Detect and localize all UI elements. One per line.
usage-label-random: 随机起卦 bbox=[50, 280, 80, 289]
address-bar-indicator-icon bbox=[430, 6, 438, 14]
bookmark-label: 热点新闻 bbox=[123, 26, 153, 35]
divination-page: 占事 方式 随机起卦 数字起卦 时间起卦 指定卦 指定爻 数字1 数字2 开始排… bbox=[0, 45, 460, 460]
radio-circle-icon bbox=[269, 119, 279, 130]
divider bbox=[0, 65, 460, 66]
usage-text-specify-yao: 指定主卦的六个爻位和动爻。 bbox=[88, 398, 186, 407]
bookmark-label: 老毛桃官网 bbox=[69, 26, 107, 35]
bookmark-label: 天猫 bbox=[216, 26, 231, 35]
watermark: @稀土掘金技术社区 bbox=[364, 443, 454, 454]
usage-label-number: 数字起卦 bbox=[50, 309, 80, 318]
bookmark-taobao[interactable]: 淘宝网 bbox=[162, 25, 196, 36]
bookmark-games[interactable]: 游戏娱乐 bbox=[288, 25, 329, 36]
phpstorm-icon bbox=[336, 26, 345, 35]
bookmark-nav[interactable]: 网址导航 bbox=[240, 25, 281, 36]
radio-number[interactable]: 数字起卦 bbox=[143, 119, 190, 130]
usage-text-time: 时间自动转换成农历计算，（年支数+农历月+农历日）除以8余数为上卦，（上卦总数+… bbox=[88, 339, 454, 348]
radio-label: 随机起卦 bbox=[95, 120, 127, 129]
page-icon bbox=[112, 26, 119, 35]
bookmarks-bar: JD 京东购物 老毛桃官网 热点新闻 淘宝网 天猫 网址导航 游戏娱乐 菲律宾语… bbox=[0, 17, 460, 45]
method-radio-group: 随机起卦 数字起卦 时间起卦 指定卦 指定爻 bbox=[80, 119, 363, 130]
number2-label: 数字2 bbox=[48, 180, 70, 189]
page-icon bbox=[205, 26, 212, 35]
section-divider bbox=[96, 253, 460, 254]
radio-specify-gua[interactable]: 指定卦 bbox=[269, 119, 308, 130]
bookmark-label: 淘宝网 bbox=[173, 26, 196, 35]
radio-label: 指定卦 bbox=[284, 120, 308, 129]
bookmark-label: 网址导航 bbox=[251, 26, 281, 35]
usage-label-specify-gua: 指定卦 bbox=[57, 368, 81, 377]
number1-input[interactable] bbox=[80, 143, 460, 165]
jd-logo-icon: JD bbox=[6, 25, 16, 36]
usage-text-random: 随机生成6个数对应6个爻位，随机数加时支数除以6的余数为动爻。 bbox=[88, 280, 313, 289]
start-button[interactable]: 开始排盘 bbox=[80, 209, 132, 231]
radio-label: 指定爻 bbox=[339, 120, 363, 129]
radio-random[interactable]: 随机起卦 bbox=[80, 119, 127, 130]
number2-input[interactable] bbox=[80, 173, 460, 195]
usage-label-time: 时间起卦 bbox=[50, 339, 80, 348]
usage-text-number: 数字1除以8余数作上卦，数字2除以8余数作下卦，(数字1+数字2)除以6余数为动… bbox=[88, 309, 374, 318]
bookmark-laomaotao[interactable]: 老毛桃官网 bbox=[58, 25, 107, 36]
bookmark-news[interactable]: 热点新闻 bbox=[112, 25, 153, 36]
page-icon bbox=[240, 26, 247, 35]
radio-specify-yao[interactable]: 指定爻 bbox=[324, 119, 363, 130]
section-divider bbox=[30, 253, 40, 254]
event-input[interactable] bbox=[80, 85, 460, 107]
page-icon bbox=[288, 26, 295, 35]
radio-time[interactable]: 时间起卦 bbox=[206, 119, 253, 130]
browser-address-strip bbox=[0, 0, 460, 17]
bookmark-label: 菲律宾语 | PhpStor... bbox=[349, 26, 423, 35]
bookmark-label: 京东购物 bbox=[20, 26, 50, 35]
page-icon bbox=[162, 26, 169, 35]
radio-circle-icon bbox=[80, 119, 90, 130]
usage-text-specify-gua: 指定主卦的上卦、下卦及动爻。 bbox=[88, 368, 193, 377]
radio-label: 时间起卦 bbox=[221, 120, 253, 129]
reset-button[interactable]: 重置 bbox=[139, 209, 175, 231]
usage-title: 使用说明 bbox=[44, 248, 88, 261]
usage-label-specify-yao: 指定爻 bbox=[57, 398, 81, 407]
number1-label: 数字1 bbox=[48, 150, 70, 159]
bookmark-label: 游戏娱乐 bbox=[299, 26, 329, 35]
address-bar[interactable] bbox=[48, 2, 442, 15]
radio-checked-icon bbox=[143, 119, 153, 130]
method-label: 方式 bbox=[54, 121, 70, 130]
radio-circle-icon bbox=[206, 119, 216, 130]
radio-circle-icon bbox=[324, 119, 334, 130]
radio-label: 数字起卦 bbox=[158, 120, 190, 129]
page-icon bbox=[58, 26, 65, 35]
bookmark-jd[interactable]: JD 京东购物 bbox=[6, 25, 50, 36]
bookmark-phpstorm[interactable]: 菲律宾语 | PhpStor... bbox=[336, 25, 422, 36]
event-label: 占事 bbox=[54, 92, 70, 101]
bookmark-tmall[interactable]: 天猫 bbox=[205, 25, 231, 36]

● ● ● ● ● ● ●

## WHAT TO PRODUCE
Could you set down all of the rows above again, word for word, in their original order?

## ANSWER TO THE EXERCISE
Detect and localize all UI elements. One per line.
usage-label-random: 随机起卦 bbox=[50, 280, 80, 289]
address-bar-indicator-icon bbox=[430, 6, 438, 14]
bookmark-label: 热点新闻 bbox=[123, 26, 153, 35]
divination-page: 占事 方式 随机起卦 数字起卦 时间起卦 指定卦 指定爻 数字1 数字2 开始排… bbox=[0, 45, 460, 460]
radio-circle-icon bbox=[269, 119, 279, 130]
divider bbox=[0, 65, 460, 66]
usage-text-specify-yao: 指定主卦的六个爻位和动爻。 bbox=[88, 398, 186, 407]
bookmark-label: 老毛桃官网 bbox=[69, 26, 107, 35]
bookmark-label: 天猫 bbox=[216, 26, 231, 35]
watermark: @稀土掘金技术社区 bbox=[364, 443, 454, 454]
usage-label-number: 数字起卦 bbox=[50, 309, 80, 318]
bookmark-taobao[interactable]: 淘宝网 bbox=[162, 25, 196, 36]
bookmark-games[interactable]: 游戏娱乐 bbox=[288, 25, 329, 36]
phpstorm-icon bbox=[336, 26, 345, 35]
bookmark-nav[interactable]: 网址导航 bbox=[240, 25, 281, 36]
radio-number[interactable]: 数字起卦 bbox=[143, 119, 190, 130]
usage-text-time: 时间自动转换成农历计算，（年支数+农历月+农历日）除以8余数为上卦，（上卦总数+… bbox=[88, 339, 454, 348]
radio-label: 随机起卦 bbox=[95, 120, 127, 129]
page-icon bbox=[112, 26, 119, 35]
bookmarks-bar: JD 京东购物 老毛桃官网 热点新闻 淘宝网 天猫 网址导航 游戏娱乐 菲律宾语… bbox=[0, 17, 460, 45]
method-radio-group: 随机起卦 数字起卦 时间起卦 指定卦 指定爻 bbox=[80, 119, 363, 130]
number2-label: 数字2 bbox=[48, 180, 70, 189]
page-icon bbox=[205, 26, 212, 35]
section-divider bbox=[96, 253, 460, 254]
radio-specify-gua[interactable]: 指定卦 bbox=[269, 119, 308, 130]
bookmark-label: 淘宝网 bbox=[173, 26, 196, 35]
radio-label: 指定卦 bbox=[284, 120, 308, 129]
bookmark-label: 网址导航 bbox=[251, 26, 281, 35]
usage-label-specify-gua: 指定卦 bbox=[57, 368, 81, 377]
number1-input[interactable] bbox=[80, 143, 460, 165]
jd-logo-icon: JD bbox=[6, 25, 16, 36]
usage-text-random: 随机生成6个数对应6个爻位，随机数加时支数除以6的余数为动爻。 bbox=[88, 280, 313, 289]
start-button[interactable]: 开始排盘 bbox=[80, 209, 132, 231]
radio-label: 指定爻 bbox=[339, 120, 363, 129]
radio-random[interactable]: 随机起卦 bbox=[80, 119, 127, 130]
number2-input[interactable] bbox=[80, 173, 460, 195]
usage-label-time: 时间起卦 bbox=[50, 339, 80, 348]
usage-text-number: 数字1除以8余数作上卦，数字2除以8余数作下卦，(数字1+数字2)除以6余数为动… bbox=[88, 309, 374, 318]
bookmark-laomaotao[interactable]: 老毛桃官网 bbox=[58, 25, 107, 36]
bookmark-news[interactable]: 热点新闻 bbox=[112, 25, 153, 36]
page-icon bbox=[240, 26, 247, 35]
radio-specify-yao[interactable]: 指定爻 bbox=[324, 119, 363, 130]
section-divider bbox=[30, 253, 40, 254]
event-input[interactable] bbox=[80, 85, 460, 107]
page-icon bbox=[288, 26, 295, 35]
radio-time[interactable]: 时间起卦 bbox=[206, 119, 253, 130]
browser-address-strip bbox=[0, 0, 460, 17]
bookmark-label: 菲律宾语 | PhpStor... bbox=[349, 26, 423, 35]
bookmark-label: 京东购物 bbox=[20, 26, 50, 35]
page-icon bbox=[162, 26, 169, 35]
radio-circle-icon bbox=[80, 119, 90, 130]
usage-text-specify-gua: 指定主卦的上卦、下卦及动爻。 bbox=[88, 368, 193, 377]
radio-label: 时间起卦 bbox=[221, 120, 253, 129]
reset-button[interactable]: 重置 bbox=[139, 209, 175, 231]
usage-title: 使用说明 bbox=[44, 248, 88, 261]
usage-label-specify-yao: 指定爻 bbox=[57, 398, 81, 407]
number1-label: 数字1 bbox=[48, 150, 70, 159]
bookmark-label: 游戏娱乐 bbox=[299, 26, 329, 35]
address-bar[interactable] bbox=[48, 2, 442, 15]
radio-checked-icon bbox=[143, 119, 153, 130]
method-label: 方式 bbox=[54, 121, 70, 130]
radio-circle-icon bbox=[206, 119, 216, 130]
radio-circle-icon bbox=[324, 119, 334, 130]
radio-label: 数字起卦 bbox=[158, 120, 190, 129]
page-icon bbox=[58, 26, 65, 35]
bookmark-jd[interactable]: JD 京东购物 bbox=[6, 25, 50, 36]
bookmark-phpstorm[interactable]: 菲律宾语 | PhpStor... bbox=[336, 25, 422, 36]
event-label: 占事 bbox=[54, 92, 70, 101]
bookmark-tmall[interactable]: 天猫 bbox=[205, 25, 231, 36]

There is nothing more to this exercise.